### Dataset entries

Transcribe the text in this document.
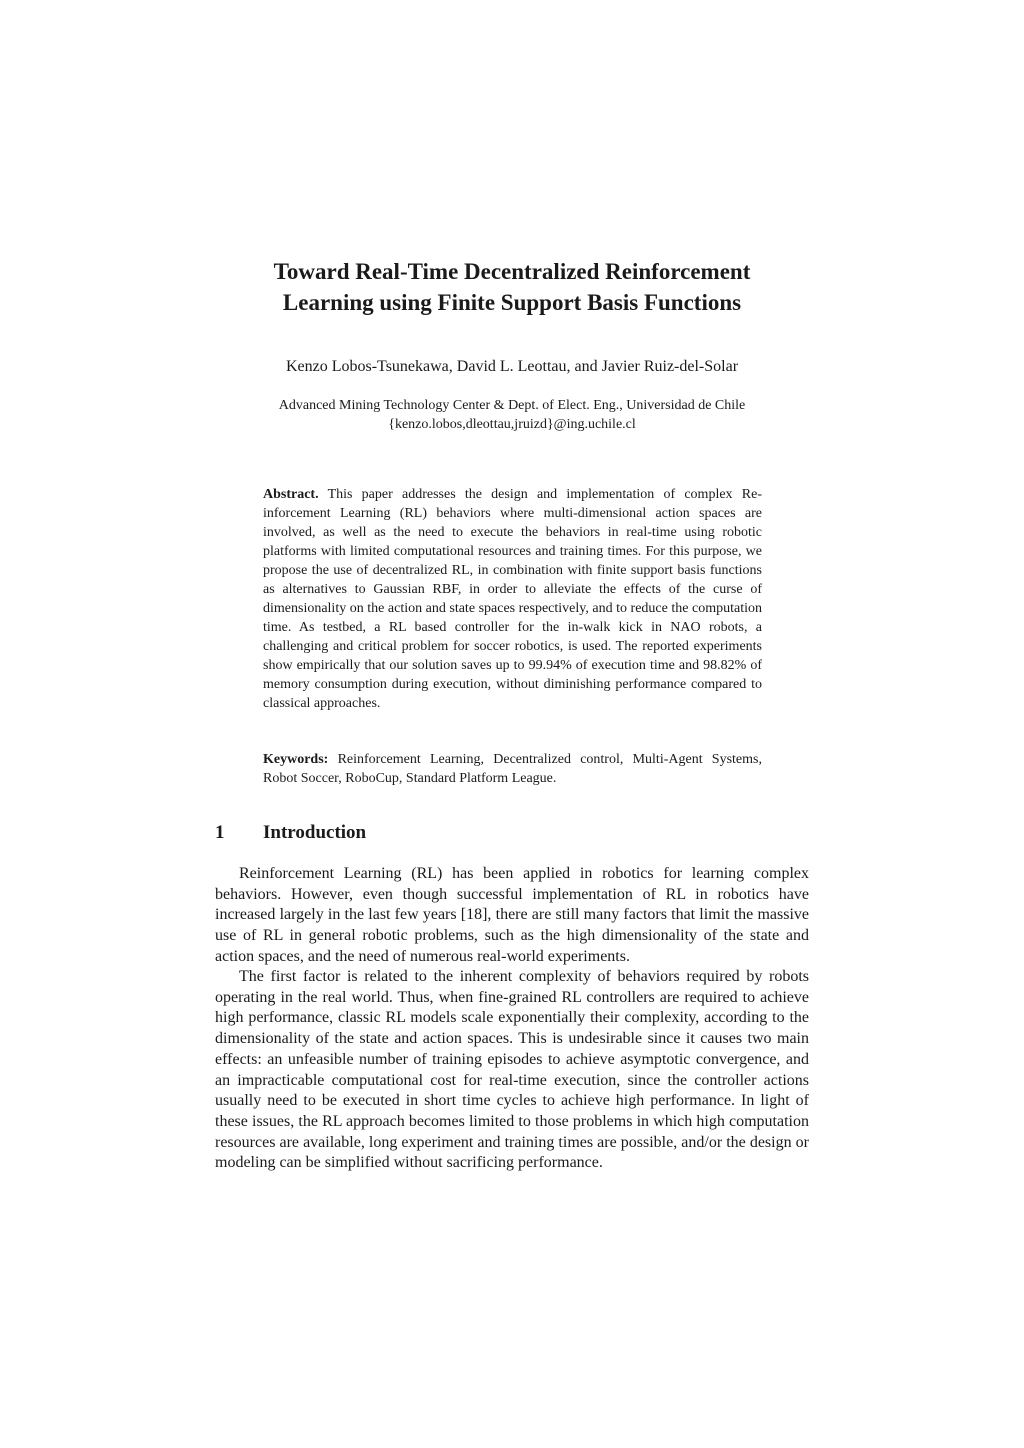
Toward Real-Time Decentralized Reinforcement
Learning using Finite Support Basis Functions

Kenzo Lobos-Tsunekawa, David L. Leottau, and Javier Ruiz-del-Solar

Advanced Mining Technology Center & Dept. of Elect. Eng., Universidad de Chile
{kenzo.lobos,dleottau,jruizd}@ing.uchile.cl

Abstract. This paper addresses the design and implementation of complex Reinforcement Learning (RL) behaviors where multi-dimensional action spaces are involved, as well as the need to execute the behaviors in real-time using robotic platforms with limited computational resources and training times. For this purpose, we propose the use of decentralized RL, in combination with finite support basis functions as alternatives to Gaussian RBF, in order to alleviate the effects of the curse of dimensionality on the action and state spaces respectively, and to reduce the computation time. As testbed, a RL based controller for the in-walk kick in NAO robots, a challenging and critical problem for soccer robotics, is used. The reported experiments show empirically that our solution saves up to 99.94% of execution time and 98.82% of memory consumption during execution, without diminishing performance compared to classical approaches.

Keywords: Reinforcement Learning, Decentralized control, Multi-Agent Systems, Robot Soccer, RoboCup, Standard Platform League.

1 Introduction

Reinforcement Learning (RL) has been applied in robotics for learning complex behaviors. However, even though successful implementation of RL in robotics have increased largely in the last few years [18], there are still many factors that limit the massive use of RL in general robotic problems, such as the high dimensionality of the state and action spaces, and the need of numerous real-world experiments.

The first factor is related to the inherent complexity of behaviors required by robots operating in the real world. Thus, when fine-grained RL controllers are required to achieve high performance, classic RL models scale exponentially their complexity, according to the dimensionality of the state and action spaces. This is undesirable since it causes two main effects: an unfeasible number of training episodes to achieve asymptotic convergence, and an impracticable computational cost for real-time execution, since the controller actions usually need to be executed in short time cycles to achieve high performance. In light of these issues, the RL approach becomes limited to those problems in which high computation resources are available, long experiment and training times are possible, and/or the design or modeling can be simplified without sacrificing performance.
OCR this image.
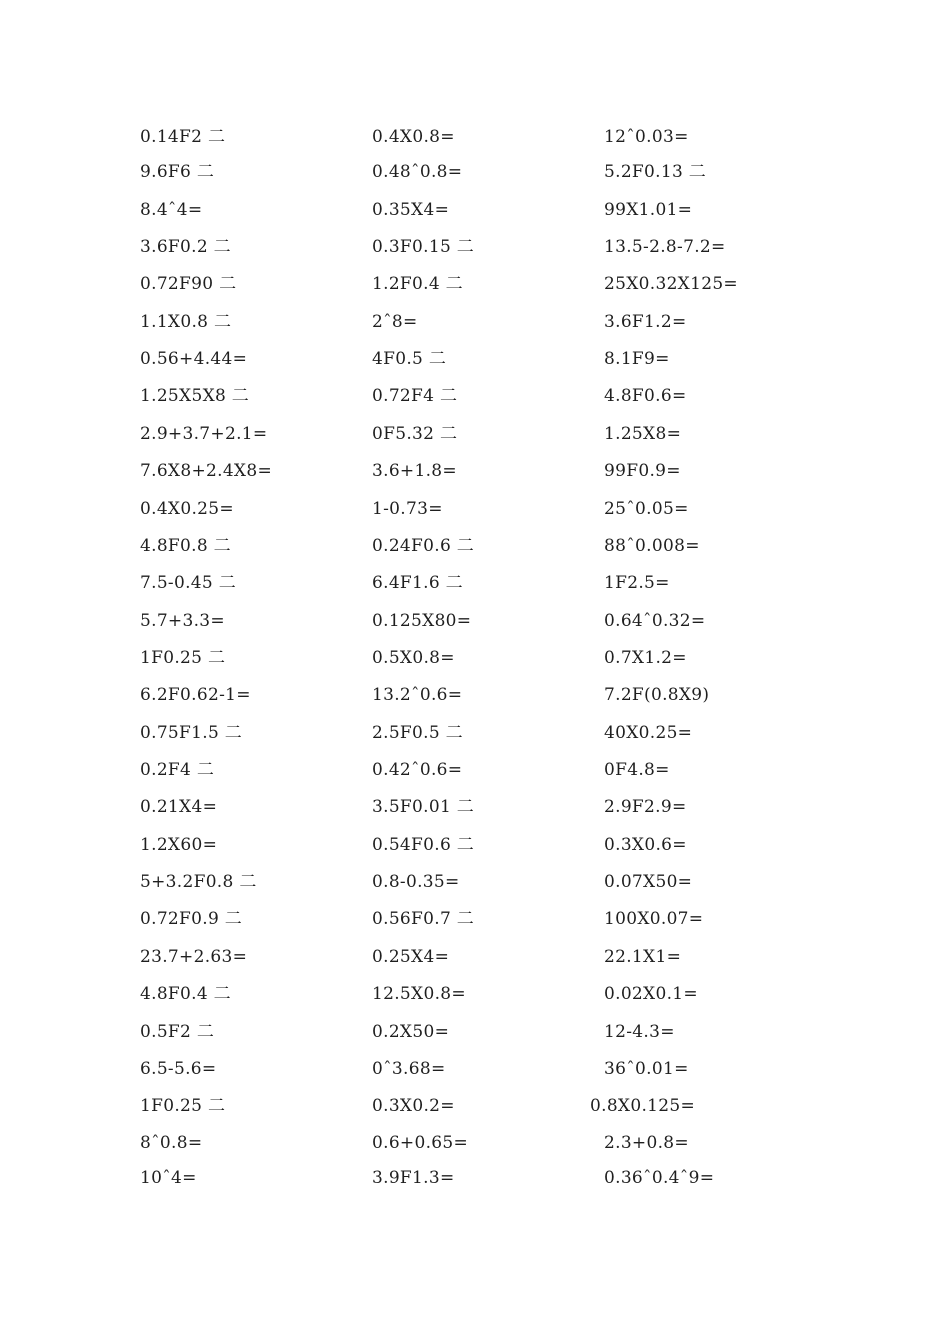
0.14F2 二
9.6F6 二
8.4ˆ4=
3.6F0.2 二
0.72F90 二
1.1X0.8 二
0.56+4.44=
1.25X5X8 二
2.9+3.7+2.1=
7.6X8+2.4X8=
0.4X0.25=
4.8F0.8 二
7.5-0.45 二
5.7+3.3=
1F0.25 二
6.2F0.62-1=
0.75F1.5 二
0.2F4 二
0.21X4=
1.2X60=
5+3.2F0.8 二
0.72F0.9 二
23.7+2.63=
4.8F0.4 二
0.5F2 二
6.5-5.6=
1F0.25 二
8ˆ0.8=
10ˆ4=
0.4X0.8=
0.48ˆ0.8=
0.35X4=
0.3F0.15 二
1.2F0.4 二
2ˆ8=
4F0.5 二
0.72F4 二
0F5.32 二
3.6+1.8=
1-0.73=
0.24F0.6 二
6.4F1.6 二
0.125X80=
0.5X0.8=
13.2ˆ0.6=
2.5F0.5 二
0.42ˆ0.6=
3.5F0.01 二
0.54F0.6 二
0.8-0.35=
0.56F0.7 二
0.25X4=
12.5X0.8=
0.2X50=
0ˆ3.68=
0.3X0.2=
0.6+0.65=
3.9F1.3=
12ˆ0.03=
5.2F0.13 二
99X1.01=
13.5-2.8-7.2=
25X0.32X125=
3.6F1.2=
8.1F9=
4.8F0.6=
1.25X8=
99F0.9=
25ˆ0.05=
88ˆ0.008=
1F2.5=
0.64ˆ0.32=
0.7X1.2=
7.2F(0.8X9)
40X0.25=
0F4.8=
2.9F2.9=
0.3X0.6=
0.07X50=
100X0.07=
22.1X1=
0.02X0.1=
12-4.3=
36ˆ0.01=
0.8X0.125=
2.3+0.8=
0.36ˆ0.4ˆ9=
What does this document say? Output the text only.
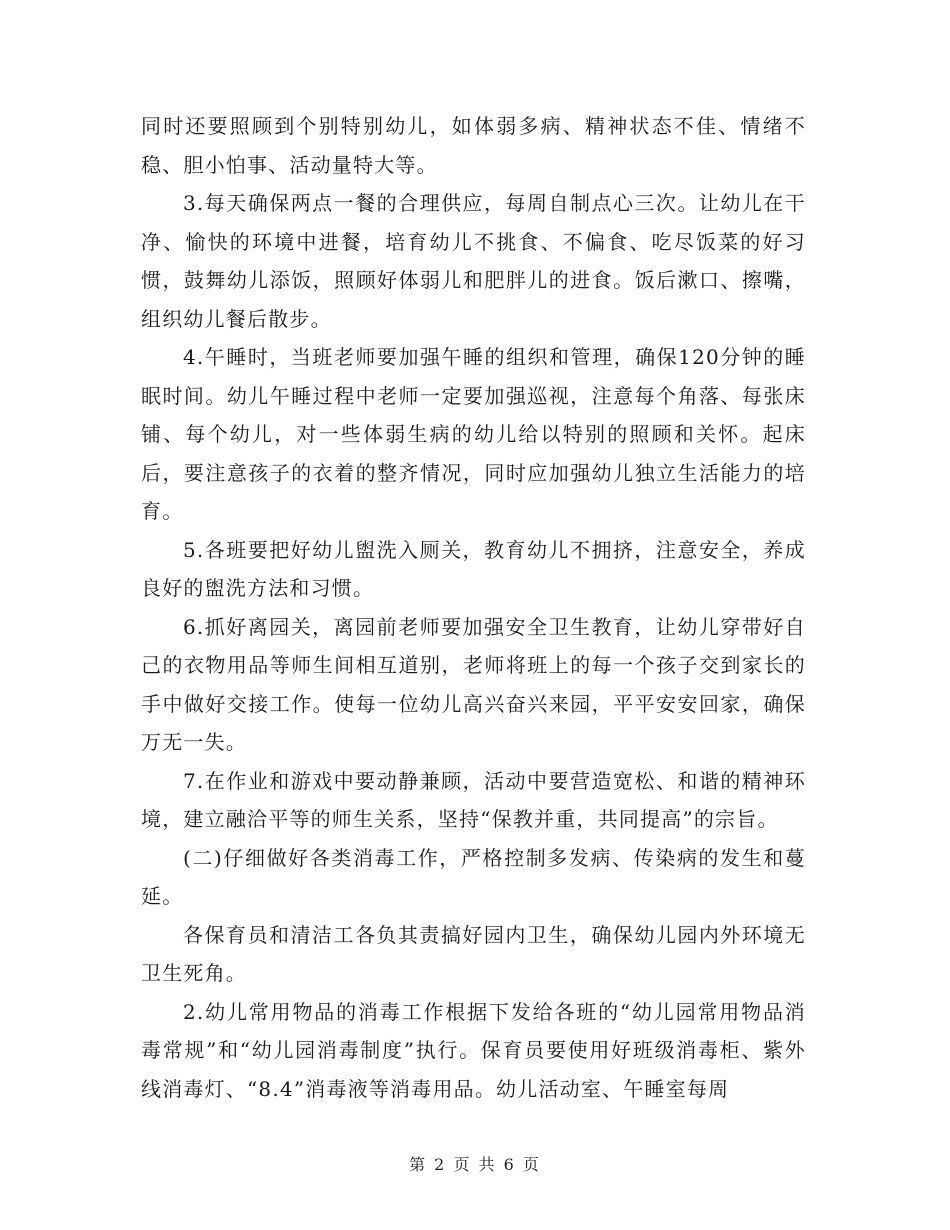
同时还要照顾到个别特别幼儿，如体弱多病、精神状态不佳、情绪不稳、胆小怕事、活动量特大等。

3.每天确保两点一餐的合理供应，每周自制点心三次。让幼儿在干净、愉快的环境中进餐，培育幼儿不挑食、不偏食、吃尽饭菜的好习惯，鼓舞幼儿添饭，照顾好体弱儿和肥胖儿的进食。饭后漱口、擦嘴，组织幼儿餐后散步。

4.午睡时，当班老师要加强午睡的组织和管理，确保120分钟的睡眠时间。幼儿午睡过程中老师一定要加强巡视，注意每个角落、每张床铺、每个幼儿，对一些体弱生病的幼儿给以特别的照顾和关怀。起床后，要注意孩子的衣着的整齐情况，同时应加强幼儿独立生活能力的培育。

5.各班要把好幼儿盥洗入厕关，教育幼儿不拥挤，注意安全，养成良好的盥洗方法和习惯。

6.抓好离园关，离园前老师要加强安全卫生教育，让幼儿穿带好自己的衣物用品等师生间相互道别，老师将班上的每一个孩子交到家长的手中做好交接工作。使每一位幼儿高兴奋兴来园，平平安安回家，确保万无一失。

7.在作业和游戏中要动静兼顾，活动中要营造宽松、和谐的精神环境，建立融洽平等的师生关系，坚持“保教并重，共同提高”的宗旨。

(二)仔细做好各类消毒工作，严格控制多发病、传染病的发生和蔓延。

各保育员和清洁工各负其责搞好园内卫生，确保幼儿园内外环境无卫生死角。

2.幼儿常用物品的消毒工作根据下发给各班的“幼儿园常用物品消毒常规”和“幼儿园消毒制度”执行。保育员要使用好班级消毒柜、紫外线消毒灯、“8.4”消毒液等消毒用品。幼儿活动室、午睡室每周

第 2 页 共 6 页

### Task goal
Gather all lines from the records above in which "text" appears.

### Task solution
Transcribe the text in this document.
What does this document say? Output the text only.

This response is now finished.